Data extracted from a collection

-=-=-=-=-

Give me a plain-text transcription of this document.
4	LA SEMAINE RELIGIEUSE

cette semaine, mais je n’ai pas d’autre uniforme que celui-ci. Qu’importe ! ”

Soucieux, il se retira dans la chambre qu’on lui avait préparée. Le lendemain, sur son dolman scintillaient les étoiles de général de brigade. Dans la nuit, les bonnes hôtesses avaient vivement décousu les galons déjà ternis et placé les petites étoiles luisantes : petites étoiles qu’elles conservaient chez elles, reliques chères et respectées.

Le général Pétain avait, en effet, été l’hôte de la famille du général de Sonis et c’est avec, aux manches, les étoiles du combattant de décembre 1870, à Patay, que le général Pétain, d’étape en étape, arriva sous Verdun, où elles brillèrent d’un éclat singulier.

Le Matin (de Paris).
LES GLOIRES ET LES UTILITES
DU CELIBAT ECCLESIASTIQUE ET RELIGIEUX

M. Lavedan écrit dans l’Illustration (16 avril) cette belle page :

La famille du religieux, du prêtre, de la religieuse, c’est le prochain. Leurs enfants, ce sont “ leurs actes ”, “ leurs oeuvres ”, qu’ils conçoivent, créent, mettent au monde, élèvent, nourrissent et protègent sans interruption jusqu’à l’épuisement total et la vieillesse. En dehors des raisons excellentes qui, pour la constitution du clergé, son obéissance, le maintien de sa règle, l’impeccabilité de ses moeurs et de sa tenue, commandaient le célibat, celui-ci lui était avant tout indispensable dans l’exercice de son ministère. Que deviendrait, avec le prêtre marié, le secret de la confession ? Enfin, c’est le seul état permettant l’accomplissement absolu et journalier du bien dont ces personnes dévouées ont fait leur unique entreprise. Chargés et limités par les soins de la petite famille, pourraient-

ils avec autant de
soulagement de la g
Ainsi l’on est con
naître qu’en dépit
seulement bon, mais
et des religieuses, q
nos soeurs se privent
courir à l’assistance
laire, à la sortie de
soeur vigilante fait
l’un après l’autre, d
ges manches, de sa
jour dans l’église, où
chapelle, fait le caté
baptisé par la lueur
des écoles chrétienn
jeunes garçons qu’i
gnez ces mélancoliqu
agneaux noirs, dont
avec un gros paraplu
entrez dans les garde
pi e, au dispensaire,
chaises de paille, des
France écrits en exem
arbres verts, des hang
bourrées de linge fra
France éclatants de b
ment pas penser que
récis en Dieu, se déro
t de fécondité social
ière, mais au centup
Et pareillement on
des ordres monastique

-=-=-=-=-

■ **WORK TO BE COMPLETED**
Search the preceding listing for the word "autre" and pull out every line that holds it.

■ **CORRECT RESULT**
cette semaine, mais je n’ai pas d’autre uniforme que celui-ci. Qu’importe ! ”
l’un après l’autre, d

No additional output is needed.